Write out each line of the material again, word for word.

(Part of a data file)

# # # #

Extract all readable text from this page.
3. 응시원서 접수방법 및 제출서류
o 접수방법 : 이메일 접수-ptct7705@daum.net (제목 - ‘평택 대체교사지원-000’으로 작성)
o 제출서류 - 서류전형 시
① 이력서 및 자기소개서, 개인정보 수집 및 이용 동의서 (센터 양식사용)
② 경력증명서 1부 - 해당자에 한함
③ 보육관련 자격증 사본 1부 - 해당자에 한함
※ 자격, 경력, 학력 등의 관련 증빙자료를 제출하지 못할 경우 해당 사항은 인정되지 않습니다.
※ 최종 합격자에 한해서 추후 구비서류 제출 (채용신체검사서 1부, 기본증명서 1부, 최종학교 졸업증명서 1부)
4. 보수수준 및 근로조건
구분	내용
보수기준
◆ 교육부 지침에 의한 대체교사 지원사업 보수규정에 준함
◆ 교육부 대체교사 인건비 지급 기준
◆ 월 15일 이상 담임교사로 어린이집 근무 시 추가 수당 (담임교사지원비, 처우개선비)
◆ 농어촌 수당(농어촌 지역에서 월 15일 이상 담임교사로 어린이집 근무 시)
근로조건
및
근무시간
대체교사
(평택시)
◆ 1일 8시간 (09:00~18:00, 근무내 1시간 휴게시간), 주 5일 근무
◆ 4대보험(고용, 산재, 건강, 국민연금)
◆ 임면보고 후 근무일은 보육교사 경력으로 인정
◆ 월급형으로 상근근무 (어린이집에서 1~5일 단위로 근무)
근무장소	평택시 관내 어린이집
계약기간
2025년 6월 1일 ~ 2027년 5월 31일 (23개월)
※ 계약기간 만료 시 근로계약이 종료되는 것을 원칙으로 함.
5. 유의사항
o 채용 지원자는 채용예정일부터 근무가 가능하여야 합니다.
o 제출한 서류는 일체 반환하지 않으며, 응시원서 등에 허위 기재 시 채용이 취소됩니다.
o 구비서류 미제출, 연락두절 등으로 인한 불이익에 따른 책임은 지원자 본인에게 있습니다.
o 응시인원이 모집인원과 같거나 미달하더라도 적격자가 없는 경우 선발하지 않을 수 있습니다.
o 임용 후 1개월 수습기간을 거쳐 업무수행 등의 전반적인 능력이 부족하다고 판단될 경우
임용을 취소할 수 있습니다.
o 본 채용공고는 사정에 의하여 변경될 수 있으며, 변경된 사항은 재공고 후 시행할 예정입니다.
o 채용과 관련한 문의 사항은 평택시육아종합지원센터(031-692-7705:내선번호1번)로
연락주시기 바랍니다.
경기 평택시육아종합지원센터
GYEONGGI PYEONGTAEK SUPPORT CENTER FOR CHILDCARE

# # # #

# [WRITTEN SOLUTION]
Extract all readable text from this page.
3. 응시원서 접수방법 및 제출서류
o 접수방법 : 이메일 접수-ptct7705@daum.net (제목 - ‘평택 대체교사지원-000’으로 작성)
o 제출서류 - 서류전형 시
① 이력서 및 자기소개서, 개인정보 수집 및 이용 동의서 (센터 양식사용)
② 경력증명서 1부 - 해당자에 한함
③ 보육관련 자격증 사본 1부 - 해당자에 한함
※ 자격, 경력, 학력 등의 관련 증빙자료를 제출하지 못할 경우 해당 사항은 인정되지 않습니다.
※ 최종 합격자에 한해서 추후 구비서류 제출 (채용신체검사서 1부, 기본증명서 1부, 최종학교 졸업증명서 1부)
4. 보수수준 및 근로조건
구분	내용
보수기준
◆ 교육부 지침에 의한 대체교사 지원사업 보수규정에 준함
◆ 교육부 대체교사 인건비 지급 기준
◆ 월 15일 이상 담임교사로 어린이집 근무 시 추가 수당 (담임교사지원비, 처우개선비)
◆ 농어촌 수당(농어촌 지역에서 월 15일 이상 담임교사로 어린이집 근무 시)
근로조건
및
근무시간
대체교사
(평택시)
◆ 1일 8시간 (09:00~18:00, 근무내 1시간 휴게시간), 주 5일 근무
◆ 4대보험(고용, 산재, 건강, 국민연금)
◆ 임면보고 후 근무일은 보육교사 경력으로 인정
◆ 월급형으로 상근근무 (어린이집에서 1~5일 단위로 근무)
근무장소	평택시 관내 어린이집
계약기간
2025년 6월 1일 ~ 2027년 5월 31일 (23개월)
※ 계약기간 만료 시 근로계약이 종료되는 것을 원칙으로 함.
5. 유의사항
o 채용 지원자는 채용예정일부터 근무가 가능하여야 합니다.
o 제출한 서류는 일체 반환하지 않으며, 응시원서 등에 허위 기재 시 채용이 취소됩니다.
o 구비서류 미제출, 연락두절 등으로 인한 불이익에 따른 책임은 지원자 본인에게 있습니다.
o 응시인원이 모집인원과 같거나 미달하더라도 적격자가 없는 경우 선발하지 않을 수 있습니다.
o 임용 후 1개월 수습기간을 거쳐 업무수행 등의 전반적인 능력이 부족하다고 판단될 경우
임용을 취소할 수 있습니다.
o 본 채용공고는 사정에 의하여 변경될 수 있으며, 변경된 사항은 재공고 후 시행할 예정입니다.
o 채용과 관련한 문의 사항은 평택시육아종합지원센터(031-692-7705:내선번호1번)로
연락주시기 바랍니다.
경기 평택시육아종합지원센터
GYEONGGI PYEONGTAEK SUPPORT CENTER FOR CHILDCARE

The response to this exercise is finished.